Set exercise » Copy each line of the records that holds the string "values".

Given records »
-----

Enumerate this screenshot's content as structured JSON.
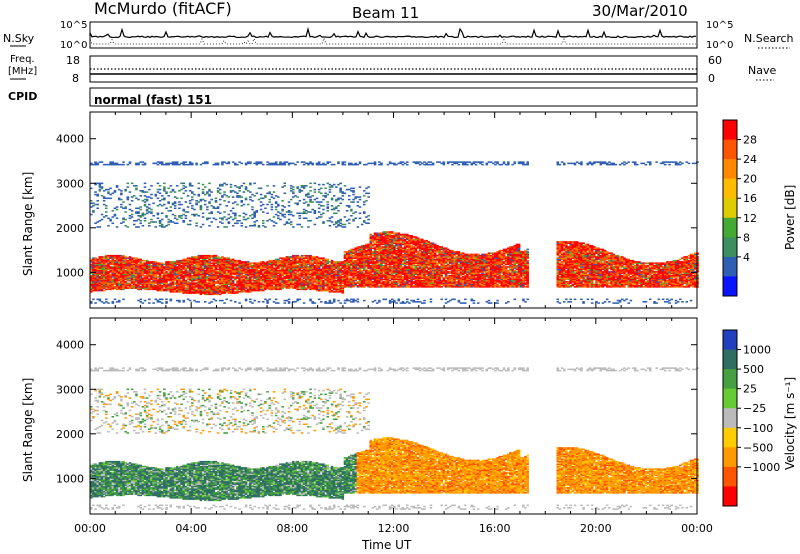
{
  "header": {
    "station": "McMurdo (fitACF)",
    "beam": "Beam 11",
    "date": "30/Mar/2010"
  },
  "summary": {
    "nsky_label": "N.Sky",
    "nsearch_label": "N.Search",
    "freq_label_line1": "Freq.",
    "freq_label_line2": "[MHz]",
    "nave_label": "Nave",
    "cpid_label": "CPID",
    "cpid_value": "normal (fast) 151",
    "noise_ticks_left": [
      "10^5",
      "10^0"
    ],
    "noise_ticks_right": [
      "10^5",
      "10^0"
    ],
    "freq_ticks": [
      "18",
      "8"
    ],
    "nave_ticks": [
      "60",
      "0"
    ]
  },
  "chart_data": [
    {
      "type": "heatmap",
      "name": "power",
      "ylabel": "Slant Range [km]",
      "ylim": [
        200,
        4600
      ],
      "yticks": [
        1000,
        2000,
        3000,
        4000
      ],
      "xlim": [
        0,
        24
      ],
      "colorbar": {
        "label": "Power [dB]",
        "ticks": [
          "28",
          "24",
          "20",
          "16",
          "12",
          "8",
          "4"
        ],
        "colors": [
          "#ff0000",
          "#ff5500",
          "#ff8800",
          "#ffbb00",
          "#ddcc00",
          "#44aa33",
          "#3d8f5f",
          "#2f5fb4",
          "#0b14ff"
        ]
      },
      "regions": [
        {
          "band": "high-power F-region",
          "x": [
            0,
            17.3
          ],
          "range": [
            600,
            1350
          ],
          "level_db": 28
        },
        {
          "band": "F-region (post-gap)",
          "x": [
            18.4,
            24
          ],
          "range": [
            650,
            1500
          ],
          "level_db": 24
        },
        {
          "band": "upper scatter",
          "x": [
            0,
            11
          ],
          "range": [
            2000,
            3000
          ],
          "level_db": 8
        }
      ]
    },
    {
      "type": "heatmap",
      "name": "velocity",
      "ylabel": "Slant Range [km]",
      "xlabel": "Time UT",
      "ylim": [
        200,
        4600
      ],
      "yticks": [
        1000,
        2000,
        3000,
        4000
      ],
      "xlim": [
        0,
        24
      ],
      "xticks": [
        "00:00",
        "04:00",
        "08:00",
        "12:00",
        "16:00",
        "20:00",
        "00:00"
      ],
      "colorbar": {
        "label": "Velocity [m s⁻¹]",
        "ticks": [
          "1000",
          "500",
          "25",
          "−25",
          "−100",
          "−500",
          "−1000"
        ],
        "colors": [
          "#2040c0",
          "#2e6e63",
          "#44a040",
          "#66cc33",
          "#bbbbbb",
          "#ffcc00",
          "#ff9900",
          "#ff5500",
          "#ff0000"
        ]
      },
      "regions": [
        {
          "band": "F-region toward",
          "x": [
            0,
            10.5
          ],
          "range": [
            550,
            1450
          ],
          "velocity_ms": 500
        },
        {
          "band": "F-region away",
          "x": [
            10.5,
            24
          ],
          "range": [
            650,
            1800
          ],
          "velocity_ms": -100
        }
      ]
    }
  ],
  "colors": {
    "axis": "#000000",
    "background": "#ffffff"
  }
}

-----

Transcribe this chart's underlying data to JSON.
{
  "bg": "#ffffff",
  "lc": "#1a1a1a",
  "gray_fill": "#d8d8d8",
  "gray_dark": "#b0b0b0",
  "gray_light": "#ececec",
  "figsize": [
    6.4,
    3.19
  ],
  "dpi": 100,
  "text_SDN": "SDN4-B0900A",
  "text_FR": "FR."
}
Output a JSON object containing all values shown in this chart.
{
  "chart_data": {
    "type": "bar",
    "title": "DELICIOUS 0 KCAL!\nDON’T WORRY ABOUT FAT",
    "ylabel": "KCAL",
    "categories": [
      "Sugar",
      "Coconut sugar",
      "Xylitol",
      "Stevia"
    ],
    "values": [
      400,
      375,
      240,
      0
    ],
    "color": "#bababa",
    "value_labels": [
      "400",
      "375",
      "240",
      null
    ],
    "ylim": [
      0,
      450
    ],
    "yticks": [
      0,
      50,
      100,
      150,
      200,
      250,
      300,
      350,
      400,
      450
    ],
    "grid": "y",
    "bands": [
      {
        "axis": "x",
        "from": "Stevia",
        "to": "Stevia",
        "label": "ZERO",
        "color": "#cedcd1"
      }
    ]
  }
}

-----

Result for this task »
Output a JSON object containing all values shown in this chart.
    "values": [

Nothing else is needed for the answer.